**Exercise description:** Retype each record shown below, leaving every character as it is.

(Dataset records)

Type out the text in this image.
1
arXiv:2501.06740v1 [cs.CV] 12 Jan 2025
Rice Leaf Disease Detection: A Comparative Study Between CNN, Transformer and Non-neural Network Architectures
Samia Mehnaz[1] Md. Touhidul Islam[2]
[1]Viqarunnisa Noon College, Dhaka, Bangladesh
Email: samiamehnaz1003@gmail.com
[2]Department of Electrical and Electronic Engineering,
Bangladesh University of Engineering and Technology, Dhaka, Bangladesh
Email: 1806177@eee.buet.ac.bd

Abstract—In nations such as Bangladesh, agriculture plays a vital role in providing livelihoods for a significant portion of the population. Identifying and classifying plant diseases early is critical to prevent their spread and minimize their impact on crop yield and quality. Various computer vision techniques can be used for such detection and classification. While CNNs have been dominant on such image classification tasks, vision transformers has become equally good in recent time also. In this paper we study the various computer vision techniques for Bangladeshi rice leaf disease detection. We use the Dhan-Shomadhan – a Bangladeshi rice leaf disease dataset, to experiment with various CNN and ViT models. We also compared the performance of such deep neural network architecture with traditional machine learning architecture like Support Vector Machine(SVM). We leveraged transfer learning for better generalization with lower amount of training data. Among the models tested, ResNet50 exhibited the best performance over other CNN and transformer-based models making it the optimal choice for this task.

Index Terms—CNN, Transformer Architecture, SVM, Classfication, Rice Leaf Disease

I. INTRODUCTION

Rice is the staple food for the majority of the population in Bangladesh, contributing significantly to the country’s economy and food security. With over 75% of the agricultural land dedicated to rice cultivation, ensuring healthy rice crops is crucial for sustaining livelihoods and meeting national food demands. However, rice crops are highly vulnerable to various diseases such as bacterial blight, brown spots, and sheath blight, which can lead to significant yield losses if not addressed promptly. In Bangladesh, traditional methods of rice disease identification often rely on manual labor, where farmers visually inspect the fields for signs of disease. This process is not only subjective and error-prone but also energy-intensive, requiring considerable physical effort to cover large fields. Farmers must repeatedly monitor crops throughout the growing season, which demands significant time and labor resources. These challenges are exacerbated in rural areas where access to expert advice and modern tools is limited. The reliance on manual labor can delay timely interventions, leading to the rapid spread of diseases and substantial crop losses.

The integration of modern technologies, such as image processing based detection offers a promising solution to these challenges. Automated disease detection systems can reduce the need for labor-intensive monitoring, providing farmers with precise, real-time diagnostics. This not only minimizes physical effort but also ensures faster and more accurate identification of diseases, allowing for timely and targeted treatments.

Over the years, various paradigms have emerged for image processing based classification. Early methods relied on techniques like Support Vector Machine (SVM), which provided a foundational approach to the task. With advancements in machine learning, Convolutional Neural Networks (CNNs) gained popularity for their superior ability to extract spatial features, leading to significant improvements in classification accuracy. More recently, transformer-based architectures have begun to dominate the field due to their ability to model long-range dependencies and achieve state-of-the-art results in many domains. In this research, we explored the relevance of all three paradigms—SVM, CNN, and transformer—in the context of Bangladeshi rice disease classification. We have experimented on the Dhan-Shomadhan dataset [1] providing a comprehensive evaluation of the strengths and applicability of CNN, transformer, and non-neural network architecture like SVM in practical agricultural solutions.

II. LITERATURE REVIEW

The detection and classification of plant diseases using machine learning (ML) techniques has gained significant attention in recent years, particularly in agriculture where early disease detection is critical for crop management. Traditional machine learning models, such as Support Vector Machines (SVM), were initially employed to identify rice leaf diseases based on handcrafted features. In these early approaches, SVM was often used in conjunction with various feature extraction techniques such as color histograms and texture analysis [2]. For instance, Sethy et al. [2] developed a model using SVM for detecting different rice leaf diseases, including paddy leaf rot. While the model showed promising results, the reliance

(End Dataset records)

**Solution:**
Type out the text in this image.
1
arXiv:2501.06740v1 [cs.CV] 12 Jan 2025
Rice Leaf Disease Detection: A Comparative Study Between CNN, Transformer and Non-neural Network Architectures
Samia Mehnaz[1] Md. Touhidul Islam[2]
[1]Viqarunnisa Noon College, Dhaka, Bangladesh
Email: samiamehnaz1003@gmail.com
[2]Department of Electrical and Electronic Engineering,
Bangladesh University of Engineering and Technology, Dhaka, Bangladesh
Email: 1806177@eee.buet.ac.bd

Abstract—In nations such as Bangladesh, agriculture plays a vital role in providing livelihoods for a significant portion of the population. Identifying and classifying plant diseases early is critical to prevent their spread and minimize their impact on crop yield and quality. Various computer vision techniques can be used for such detection and classification. While CNNs have been dominant on such image classification tasks, vision transformers has become equally good in recent time also. In this paper we study the various computer vision techniques for Bangladeshi rice leaf disease detection. We use the Dhan-Shomadhan – a Bangladeshi rice leaf disease dataset, to experiment with various CNN and ViT models. We also compared the performance of such deep neural network architecture with traditional machine learning architecture like Support Vector Machine(SVM). We leveraged transfer learning for better generalization with lower amount of training data. Among the models tested, ResNet50 exhibited the best performance over other CNN and transformer-based models making it the optimal choice for this task.

Index Terms—CNN, Transformer Architecture, SVM, Classfication, Rice Leaf Disease

I. INTRODUCTION

Rice is the staple food for the majority of the population in Bangladesh, contributing significantly to the country’s economy and food security. With over 75% of the agricultural land dedicated to rice cultivation, ensuring healthy rice crops is crucial for sustaining livelihoods and meeting national food demands. However, rice crops are highly vulnerable to various diseases such as bacterial blight, brown spots, and sheath blight, which can lead to significant yield losses if not addressed promptly. In Bangladesh, traditional methods of rice disease identification often rely on manual labor, where farmers visually inspect the fields for signs of disease. This process is not only subjective and error-prone but also energy-intensive, requiring considerable physical effort to cover large fields. Farmers must repeatedly monitor crops throughout the growing season, which demands significant time and labor resources. These challenges are exacerbated in rural areas where access to expert advice and modern tools is limited. The reliance on manual labor can delay timely interventions, leading to the rapid spread of diseases and substantial crop losses.

The integration of modern technologies, such as image processing based detection offers a promising solution to these challenges. Automated disease detection systems can reduce the need for labor-intensive monitoring, providing farmers with precise, real-time diagnostics. This not only minimizes physical effort but also ensures faster and more accurate identification of diseases, allowing for timely and targeted treatments.

Over the years, various paradigms have emerged for image processing based classification. Early methods relied on techniques like Support Vector Machine (SVM), which provided a foundational approach to the task. With advancements in machine learning, Convolutional Neural Networks (CNNs) gained popularity for their superior ability to extract spatial features, leading to significant improvements in classification accuracy. More recently, transformer-based architectures have begun to dominate the field due to their ability to model long-range dependencies and achieve state-of-the-art results in many domains. In this research, we explored the relevance of all three paradigms—SVM, CNN, and transformer—in the context of Bangladeshi rice disease classification. We have experimented on the Dhan-Shomadhan dataset [1] providing a comprehensive evaluation of the strengths and applicability of CNN, transformer, and non-neural network architecture like SVM in practical agricultural solutions.

II. LITERATURE REVIEW

The detection and classification of plant diseases using machine learning (ML) techniques has gained significant attention in recent years, particularly in agriculture where early disease detection is critical for crop management. Traditional machine learning models, such as Support Vector Machines (SVM), were initially employed to identify rice leaf diseases based on handcrafted features. In these early approaches, SVM was often used in conjunction with various feature extraction techniques such as color histograms and texture analysis [2]. For instance, Sethy et al. [2] developed a model using SVM for detecting different rice leaf diseases, including paddy leaf rot. While the model showed promising results, the reliance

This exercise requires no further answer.